Directive =>
Type out the material below exactly.

--- start Rows ---

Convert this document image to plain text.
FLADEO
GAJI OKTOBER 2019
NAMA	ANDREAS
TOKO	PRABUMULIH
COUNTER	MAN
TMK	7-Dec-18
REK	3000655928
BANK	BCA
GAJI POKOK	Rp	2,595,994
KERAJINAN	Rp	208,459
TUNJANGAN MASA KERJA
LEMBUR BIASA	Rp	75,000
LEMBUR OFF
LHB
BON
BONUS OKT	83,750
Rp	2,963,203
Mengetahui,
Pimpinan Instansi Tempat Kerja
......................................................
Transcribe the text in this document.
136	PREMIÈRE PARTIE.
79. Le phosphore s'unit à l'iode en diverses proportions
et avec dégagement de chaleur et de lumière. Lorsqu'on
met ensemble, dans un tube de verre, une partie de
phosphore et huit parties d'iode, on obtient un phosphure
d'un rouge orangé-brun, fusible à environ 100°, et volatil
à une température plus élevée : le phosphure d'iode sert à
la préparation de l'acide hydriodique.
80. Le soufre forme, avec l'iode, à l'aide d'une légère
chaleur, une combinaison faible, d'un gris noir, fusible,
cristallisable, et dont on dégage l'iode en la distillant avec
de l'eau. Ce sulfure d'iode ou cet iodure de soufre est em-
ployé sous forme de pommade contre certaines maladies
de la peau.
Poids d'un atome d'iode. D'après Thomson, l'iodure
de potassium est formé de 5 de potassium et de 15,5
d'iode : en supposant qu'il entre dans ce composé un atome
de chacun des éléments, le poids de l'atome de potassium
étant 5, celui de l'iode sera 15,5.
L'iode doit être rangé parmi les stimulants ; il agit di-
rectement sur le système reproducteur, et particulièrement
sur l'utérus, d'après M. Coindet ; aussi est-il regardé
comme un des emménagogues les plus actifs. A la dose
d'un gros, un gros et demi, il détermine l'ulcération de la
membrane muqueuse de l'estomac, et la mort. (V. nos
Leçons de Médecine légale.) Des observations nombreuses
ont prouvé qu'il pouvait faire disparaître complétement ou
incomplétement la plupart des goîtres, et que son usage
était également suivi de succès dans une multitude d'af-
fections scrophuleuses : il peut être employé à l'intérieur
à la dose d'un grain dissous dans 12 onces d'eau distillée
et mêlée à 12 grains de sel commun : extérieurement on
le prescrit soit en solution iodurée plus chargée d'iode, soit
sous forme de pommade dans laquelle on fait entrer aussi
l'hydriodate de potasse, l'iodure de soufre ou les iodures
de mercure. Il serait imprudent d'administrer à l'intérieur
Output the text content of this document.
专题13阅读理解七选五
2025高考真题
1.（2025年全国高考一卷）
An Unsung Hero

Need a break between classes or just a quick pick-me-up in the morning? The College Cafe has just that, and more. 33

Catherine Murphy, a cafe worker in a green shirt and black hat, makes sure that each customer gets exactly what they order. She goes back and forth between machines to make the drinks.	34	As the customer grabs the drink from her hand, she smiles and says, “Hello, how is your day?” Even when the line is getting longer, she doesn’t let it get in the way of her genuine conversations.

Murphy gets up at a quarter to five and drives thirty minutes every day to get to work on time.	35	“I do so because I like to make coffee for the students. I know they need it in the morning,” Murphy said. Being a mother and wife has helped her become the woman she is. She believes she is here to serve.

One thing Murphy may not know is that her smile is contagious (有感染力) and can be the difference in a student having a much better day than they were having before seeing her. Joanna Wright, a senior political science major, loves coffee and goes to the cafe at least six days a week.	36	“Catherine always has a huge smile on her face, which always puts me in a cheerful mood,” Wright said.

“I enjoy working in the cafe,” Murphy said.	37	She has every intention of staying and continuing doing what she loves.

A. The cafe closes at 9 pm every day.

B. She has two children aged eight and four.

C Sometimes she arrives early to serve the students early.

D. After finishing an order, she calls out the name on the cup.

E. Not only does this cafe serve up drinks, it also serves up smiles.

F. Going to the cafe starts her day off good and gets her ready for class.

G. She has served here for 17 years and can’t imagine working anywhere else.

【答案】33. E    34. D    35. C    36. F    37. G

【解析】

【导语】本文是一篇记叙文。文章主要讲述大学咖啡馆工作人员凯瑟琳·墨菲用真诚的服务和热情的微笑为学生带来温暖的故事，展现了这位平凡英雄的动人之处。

--- end Rows ---

Response below =>
Convert this document image to plain text.
FLADEO
GAJI OKTOBER 2019
NAMA	ANDREAS
TOKO	PRABUMULIH
COUNTER	MAN
TMK	7-Dec-18
REK	3000655928
BANK	BCA
GAJI POKOK	Rp	2,595,994
KERAJINAN	Rp	208,459
TUNJANGAN MASA KERJA
LEMBUR BIASA	Rp	75,000
LEMBUR OFF
LHB
BON
BONUS OKT	83,750
Rp	2,963,203
Mengetahui,
Pimpinan Instansi Tempat Kerja
......................................................
Transcribe the text in this document.
136	PREMIÈRE PARTIE.
79. Le phosphore s'unit à l'iode en diverses proportions
et avec dégagement de chaleur et de lumière. Lorsqu'on
met ensemble, dans un tube de verre, une partie de
phosphore et huit parties d'iode, on obtient un phosphure
d'un rouge orangé-brun, fusible à environ 100°, et volatil
à une température plus élevée : le phosphure d'iode sert à
la préparation de l'acide hydriodique.
80. Le soufre forme, avec l'iode, à l'aide d'une légère
chaleur, une combinaison faible, d'un gris noir, fusible,
cristallisable, et dont on dégage l'iode en la distillant avec
de l'eau. Ce sulfure d'iode ou cet iodure de soufre est em-
ployé sous forme de pommade contre certaines maladies
de la peau.
Poids d'un atome d'iode. D'après Thomson, l'iodure
de potassium est formé de 5 de potassium et de 15,5
d'iode : en supposant qu'il entre dans ce composé un atome
de chacun des éléments, le poids de l'atome de potassium
étant 5, celui de l'iode sera 15,5.
L'iode doit être rangé parmi les stimulants ; il agit di-
rectement sur le système reproducteur, et particulièrement
sur l'utérus, d'après M. Coindet ; aussi est-il regardé
comme un des emménagogues les plus actifs. A la dose
d'un gros, un gros et demi, il détermine l'ulcération de la
membrane muqueuse de l'estomac, et la mort. (V. nos
Leçons de Médecine légale.) Des observations nombreuses
ont prouvé qu'il pouvait faire disparaître complétement ou
incomplétement la plupart des goîtres, et que son usage
était également suivi de succès dans une multitude d'af-
fections scrophuleuses : il peut être employé à l'intérieur
à la dose d'un grain dissous dans 12 onces d'eau distillée
et mêlée à 12 grains de sel commun : extérieurement on
le prescrit soit en solution iodurée plus chargée d'iode, soit
sous forme de pommade dans laquelle on fait entrer aussi
l'hydriodate de potasse, l'iodure de soufre ou les iodures
de mercure. Il serait imprudent d'administrer à l'intérieur
Output the text content of this document.
专题13阅读理解七选五
2025高考真题
1.（2025年全国高考一卷）
An Unsung Hero

Need a break between classes or just a quick pick-me-up in the morning? The College Cafe has just that, and more. 33

Catherine Murphy, a cafe worker in a green shirt and black hat, makes sure that each customer gets exactly what they order. She goes back and forth between machines to make the drinks.	34	As the customer grabs the drink from her hand, she smiles and says, “Hello, how is your day?” Even when the line is getting longer, she doesn’t let it get in the way of her genuine conversations.

Murphy gets up at a quarter to five and drives thirty minutes every day to get to work on time.	35	“I do so because I like to make coffee for the students. I know they need it in the morning,” Murphy said. Being a mother and wife has helped her become the woman she is. She believes she is here to serve.

One thing Murphy may not know is that her smile is contagious (有感染力) and can be the difference in a student having a much better day than they were having before seeing her. Joanna Wright, a senior political science major, loves coffee and goes to the cafe at least six days a week.	36	“Catherine always has a huge smile on her face, which always puts me in a cheerful mood,” Wright said.

“I enjoy working in the cafe,” Murphy said.	37	She has every intention of staying and continuing doing what she loves.

A. The cafe closes at 9 pm every day.

B. She has two children aged eight and four.

C Sometimes she arrives early to serve the students early.

D. After finishing an order, she calls out the name on the cup.

E. Not only does this cafe serve up drinks, it also serves up smiles.

F. Going to the cafe starts her day off good and gets her ready for class.

G. She has served here for 17 years and can’t imagine working anywhere else.

【答案】33. E    34. D    35. C    36. F    37. G

【解析】

【导语】本文是一篇记叙文。文章主要讲述大学咖啡馆工作人员凯瑟琳·墨菲用真诚的服务和热情的微笑为学生带来温暖的故事，展现了这位平凡英雄的动人之处。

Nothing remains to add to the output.